§ Description of the task: Identify all lines of the data containing the string "xlabel" and copy them.

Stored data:
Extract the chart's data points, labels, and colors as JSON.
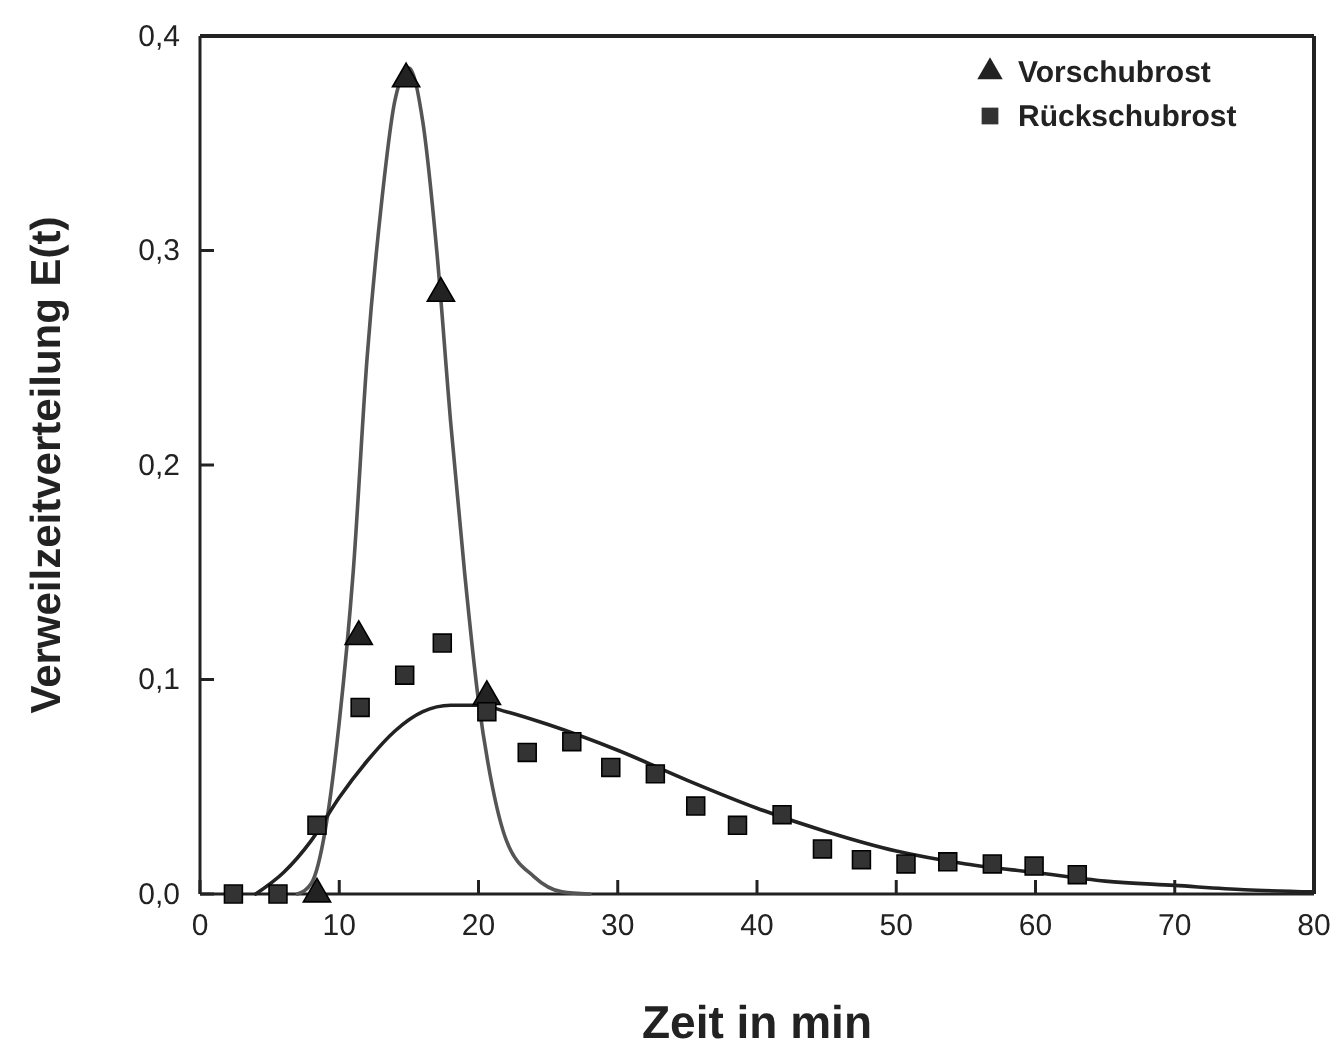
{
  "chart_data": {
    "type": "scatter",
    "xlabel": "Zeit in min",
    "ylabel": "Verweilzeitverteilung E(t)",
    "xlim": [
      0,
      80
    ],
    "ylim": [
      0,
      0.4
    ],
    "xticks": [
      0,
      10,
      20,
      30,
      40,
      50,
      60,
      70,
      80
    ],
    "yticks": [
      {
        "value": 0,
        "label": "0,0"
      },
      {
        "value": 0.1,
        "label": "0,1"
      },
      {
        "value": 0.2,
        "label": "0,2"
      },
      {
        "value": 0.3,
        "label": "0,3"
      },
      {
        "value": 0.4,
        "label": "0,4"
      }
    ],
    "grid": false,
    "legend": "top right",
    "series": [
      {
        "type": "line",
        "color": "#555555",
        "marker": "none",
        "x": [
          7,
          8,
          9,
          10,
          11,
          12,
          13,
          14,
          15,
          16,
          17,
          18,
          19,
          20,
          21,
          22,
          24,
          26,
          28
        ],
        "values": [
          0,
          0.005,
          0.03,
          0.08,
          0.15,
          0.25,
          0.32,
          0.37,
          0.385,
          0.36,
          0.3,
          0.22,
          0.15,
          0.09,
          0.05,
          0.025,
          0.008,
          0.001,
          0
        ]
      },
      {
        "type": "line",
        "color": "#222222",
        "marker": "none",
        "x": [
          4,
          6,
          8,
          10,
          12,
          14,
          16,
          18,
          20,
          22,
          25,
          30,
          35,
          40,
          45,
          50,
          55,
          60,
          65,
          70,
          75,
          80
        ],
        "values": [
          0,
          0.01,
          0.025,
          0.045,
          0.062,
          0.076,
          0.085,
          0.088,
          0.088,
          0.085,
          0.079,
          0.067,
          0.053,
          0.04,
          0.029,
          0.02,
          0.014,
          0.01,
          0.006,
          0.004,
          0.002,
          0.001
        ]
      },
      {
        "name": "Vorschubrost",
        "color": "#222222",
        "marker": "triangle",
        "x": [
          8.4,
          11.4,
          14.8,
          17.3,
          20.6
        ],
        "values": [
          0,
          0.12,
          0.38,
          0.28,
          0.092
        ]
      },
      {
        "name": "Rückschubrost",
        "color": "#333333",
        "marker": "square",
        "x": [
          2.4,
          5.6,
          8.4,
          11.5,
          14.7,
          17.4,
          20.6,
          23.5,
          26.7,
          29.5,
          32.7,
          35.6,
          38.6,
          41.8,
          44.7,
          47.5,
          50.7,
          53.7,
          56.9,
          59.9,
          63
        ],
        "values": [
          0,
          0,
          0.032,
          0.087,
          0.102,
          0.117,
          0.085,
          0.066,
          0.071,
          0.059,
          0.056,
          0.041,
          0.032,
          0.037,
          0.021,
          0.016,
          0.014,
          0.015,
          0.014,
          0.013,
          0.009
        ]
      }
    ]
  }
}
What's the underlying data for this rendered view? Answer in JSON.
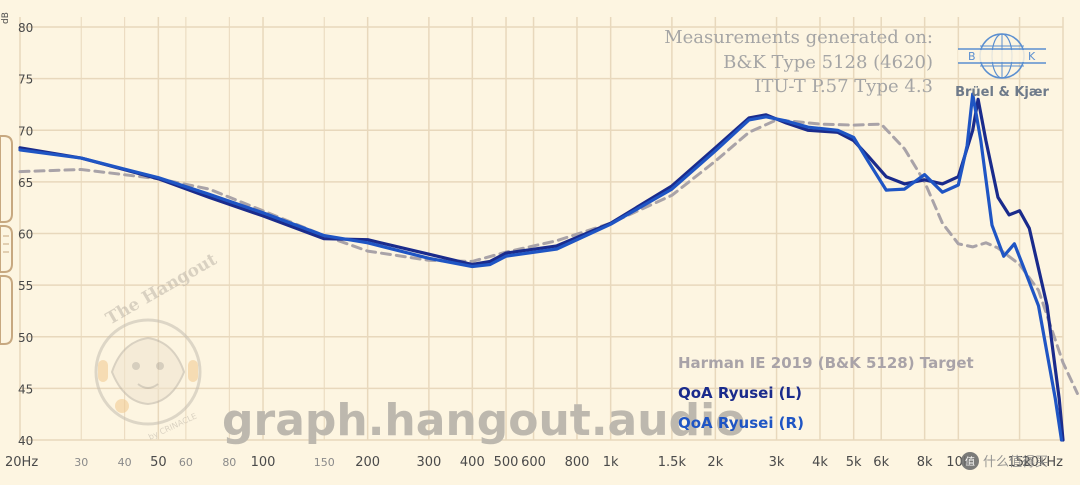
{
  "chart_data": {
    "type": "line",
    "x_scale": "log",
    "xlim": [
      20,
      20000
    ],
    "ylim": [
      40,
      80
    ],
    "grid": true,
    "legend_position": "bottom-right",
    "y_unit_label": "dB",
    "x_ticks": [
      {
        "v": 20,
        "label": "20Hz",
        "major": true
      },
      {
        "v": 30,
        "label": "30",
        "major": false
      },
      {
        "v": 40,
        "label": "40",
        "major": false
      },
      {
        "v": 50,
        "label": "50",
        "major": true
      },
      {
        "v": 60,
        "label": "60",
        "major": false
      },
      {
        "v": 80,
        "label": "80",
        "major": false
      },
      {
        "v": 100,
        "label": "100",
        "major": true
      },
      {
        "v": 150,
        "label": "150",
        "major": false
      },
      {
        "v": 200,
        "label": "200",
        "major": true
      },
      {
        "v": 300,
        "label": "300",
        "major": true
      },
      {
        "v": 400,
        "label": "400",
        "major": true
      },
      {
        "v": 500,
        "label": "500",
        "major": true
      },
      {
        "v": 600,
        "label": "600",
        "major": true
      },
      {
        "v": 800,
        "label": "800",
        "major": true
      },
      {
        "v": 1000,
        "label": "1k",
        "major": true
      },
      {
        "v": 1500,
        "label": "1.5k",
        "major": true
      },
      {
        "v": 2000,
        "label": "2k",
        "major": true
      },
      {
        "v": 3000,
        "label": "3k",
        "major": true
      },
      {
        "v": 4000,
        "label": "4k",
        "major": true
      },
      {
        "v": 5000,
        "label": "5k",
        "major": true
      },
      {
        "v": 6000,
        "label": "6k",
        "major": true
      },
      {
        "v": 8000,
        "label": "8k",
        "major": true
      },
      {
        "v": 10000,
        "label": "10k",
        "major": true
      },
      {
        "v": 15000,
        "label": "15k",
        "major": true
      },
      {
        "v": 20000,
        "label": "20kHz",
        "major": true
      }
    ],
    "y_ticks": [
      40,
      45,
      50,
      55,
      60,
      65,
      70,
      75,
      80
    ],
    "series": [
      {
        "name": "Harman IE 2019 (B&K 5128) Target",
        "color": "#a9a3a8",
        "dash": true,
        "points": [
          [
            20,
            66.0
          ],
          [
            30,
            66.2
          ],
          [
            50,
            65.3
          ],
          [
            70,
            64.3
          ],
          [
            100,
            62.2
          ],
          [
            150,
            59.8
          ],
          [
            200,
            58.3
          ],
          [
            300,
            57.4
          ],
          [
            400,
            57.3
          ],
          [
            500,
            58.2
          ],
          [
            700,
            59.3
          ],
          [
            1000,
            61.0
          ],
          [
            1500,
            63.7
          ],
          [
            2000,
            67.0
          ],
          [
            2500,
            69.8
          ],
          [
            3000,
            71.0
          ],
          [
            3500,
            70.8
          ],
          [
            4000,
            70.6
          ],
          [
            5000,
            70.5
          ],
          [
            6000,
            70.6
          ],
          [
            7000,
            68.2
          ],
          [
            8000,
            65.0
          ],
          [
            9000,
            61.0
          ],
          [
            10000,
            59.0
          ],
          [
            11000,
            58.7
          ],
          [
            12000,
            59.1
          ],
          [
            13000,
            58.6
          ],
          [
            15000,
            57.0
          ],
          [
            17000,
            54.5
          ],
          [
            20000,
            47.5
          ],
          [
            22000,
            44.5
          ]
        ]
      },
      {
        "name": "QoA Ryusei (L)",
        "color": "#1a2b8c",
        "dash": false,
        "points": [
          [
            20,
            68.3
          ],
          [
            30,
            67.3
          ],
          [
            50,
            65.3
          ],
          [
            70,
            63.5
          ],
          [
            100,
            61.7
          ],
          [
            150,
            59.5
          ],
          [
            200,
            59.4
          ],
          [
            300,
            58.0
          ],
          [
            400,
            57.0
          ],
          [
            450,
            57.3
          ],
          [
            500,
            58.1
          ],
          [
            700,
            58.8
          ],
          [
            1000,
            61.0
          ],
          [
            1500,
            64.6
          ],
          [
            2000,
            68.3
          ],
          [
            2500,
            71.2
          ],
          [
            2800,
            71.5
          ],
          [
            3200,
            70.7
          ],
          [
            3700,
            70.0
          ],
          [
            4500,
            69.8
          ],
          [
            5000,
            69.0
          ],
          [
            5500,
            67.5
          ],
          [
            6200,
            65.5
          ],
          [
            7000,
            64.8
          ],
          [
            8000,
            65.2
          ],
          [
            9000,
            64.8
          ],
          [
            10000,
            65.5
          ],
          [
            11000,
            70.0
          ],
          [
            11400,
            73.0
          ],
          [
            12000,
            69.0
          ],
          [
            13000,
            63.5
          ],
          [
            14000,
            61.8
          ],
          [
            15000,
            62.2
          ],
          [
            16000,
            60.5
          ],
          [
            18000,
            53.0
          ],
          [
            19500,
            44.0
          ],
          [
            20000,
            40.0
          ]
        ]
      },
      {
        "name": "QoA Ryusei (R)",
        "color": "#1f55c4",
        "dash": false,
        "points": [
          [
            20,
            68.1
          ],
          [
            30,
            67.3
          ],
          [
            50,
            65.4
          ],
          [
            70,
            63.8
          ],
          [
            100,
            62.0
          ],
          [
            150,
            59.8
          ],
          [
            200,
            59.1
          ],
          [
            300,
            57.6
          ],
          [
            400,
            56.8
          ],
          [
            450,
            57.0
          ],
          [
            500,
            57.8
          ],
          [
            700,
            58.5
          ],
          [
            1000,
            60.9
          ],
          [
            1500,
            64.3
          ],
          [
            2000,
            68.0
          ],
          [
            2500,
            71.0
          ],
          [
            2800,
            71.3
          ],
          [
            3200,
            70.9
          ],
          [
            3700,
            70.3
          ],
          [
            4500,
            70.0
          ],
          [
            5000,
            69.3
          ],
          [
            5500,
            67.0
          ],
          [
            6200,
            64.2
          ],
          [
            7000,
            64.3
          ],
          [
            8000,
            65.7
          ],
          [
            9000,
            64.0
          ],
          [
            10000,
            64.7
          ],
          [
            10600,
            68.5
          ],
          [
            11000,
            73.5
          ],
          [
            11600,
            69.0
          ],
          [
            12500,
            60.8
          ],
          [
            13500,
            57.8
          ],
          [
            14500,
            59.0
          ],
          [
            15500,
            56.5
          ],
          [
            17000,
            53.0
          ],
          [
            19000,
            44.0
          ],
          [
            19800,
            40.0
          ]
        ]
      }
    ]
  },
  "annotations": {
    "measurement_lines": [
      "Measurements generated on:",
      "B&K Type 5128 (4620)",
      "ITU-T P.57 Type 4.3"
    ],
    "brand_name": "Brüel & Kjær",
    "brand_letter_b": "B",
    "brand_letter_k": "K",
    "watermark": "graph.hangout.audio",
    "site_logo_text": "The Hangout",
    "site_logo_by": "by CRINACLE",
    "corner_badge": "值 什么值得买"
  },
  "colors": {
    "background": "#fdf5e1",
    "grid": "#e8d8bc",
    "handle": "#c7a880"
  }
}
...
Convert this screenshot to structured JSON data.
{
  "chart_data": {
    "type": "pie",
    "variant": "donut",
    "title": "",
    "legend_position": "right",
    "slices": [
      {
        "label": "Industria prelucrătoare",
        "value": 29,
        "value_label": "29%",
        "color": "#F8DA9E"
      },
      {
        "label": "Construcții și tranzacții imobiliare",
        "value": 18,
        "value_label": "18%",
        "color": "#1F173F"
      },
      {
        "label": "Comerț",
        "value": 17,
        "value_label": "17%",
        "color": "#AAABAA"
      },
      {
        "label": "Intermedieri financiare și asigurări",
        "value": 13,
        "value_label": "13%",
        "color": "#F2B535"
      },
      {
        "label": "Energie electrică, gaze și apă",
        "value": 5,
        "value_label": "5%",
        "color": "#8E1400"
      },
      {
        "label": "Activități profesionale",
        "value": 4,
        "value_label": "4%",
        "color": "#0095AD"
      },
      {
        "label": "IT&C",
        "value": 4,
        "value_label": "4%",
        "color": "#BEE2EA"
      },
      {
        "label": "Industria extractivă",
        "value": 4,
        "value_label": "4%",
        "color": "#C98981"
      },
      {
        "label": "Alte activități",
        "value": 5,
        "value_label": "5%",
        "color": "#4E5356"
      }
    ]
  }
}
...
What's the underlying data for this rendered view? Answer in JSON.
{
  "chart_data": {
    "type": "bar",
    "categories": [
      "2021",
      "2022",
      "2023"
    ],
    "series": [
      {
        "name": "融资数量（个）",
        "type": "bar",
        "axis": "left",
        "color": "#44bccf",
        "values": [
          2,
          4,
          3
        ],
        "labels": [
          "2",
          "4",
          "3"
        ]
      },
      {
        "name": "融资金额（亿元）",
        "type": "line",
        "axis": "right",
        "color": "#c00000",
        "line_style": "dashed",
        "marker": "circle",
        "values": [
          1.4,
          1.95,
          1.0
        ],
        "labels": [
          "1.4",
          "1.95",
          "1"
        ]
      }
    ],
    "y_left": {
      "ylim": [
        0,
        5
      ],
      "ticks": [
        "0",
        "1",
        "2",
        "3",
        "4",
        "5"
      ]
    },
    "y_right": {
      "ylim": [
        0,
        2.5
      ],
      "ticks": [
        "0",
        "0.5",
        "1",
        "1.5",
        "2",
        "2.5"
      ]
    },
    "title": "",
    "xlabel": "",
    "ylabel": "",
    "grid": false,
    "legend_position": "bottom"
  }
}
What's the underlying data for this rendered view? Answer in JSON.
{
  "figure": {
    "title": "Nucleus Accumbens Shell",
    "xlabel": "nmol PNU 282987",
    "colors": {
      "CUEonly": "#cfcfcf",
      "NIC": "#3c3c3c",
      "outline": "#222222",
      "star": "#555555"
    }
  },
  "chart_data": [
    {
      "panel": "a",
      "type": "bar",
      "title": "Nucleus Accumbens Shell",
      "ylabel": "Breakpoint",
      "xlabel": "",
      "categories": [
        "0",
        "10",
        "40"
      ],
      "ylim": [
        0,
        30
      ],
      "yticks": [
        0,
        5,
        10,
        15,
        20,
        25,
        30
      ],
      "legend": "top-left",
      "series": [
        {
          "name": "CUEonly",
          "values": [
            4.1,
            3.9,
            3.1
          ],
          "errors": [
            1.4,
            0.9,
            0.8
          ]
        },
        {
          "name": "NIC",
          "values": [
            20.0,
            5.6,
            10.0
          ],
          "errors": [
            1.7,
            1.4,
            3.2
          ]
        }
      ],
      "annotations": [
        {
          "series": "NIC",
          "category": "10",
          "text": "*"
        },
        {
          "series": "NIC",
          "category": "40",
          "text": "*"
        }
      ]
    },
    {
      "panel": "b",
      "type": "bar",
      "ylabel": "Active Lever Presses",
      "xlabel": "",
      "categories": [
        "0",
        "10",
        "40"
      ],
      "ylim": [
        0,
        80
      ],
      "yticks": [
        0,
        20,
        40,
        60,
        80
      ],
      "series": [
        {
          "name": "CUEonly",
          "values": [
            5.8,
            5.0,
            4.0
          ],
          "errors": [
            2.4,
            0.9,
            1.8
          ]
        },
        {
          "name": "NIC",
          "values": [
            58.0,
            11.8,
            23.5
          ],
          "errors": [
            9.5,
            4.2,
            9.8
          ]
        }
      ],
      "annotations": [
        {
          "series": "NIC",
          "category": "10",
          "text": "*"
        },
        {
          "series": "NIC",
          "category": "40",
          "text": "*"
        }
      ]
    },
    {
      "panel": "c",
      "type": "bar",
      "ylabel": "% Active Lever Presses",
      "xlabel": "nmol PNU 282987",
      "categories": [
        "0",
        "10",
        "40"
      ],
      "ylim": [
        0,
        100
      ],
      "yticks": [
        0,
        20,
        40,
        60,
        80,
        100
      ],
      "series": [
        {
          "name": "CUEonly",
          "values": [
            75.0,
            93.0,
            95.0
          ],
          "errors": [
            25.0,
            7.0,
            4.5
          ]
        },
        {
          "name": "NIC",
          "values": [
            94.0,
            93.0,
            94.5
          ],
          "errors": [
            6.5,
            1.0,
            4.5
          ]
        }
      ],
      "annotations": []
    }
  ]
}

§ Response to this exercise:
    "xlabel": "Zeit in min",
    "xlabel": "",
    "xlabel": "nmol PNU 282987",
      "xlabel": "",
      "xlabel": "",
      "xlabel": "nmol PNU 282987",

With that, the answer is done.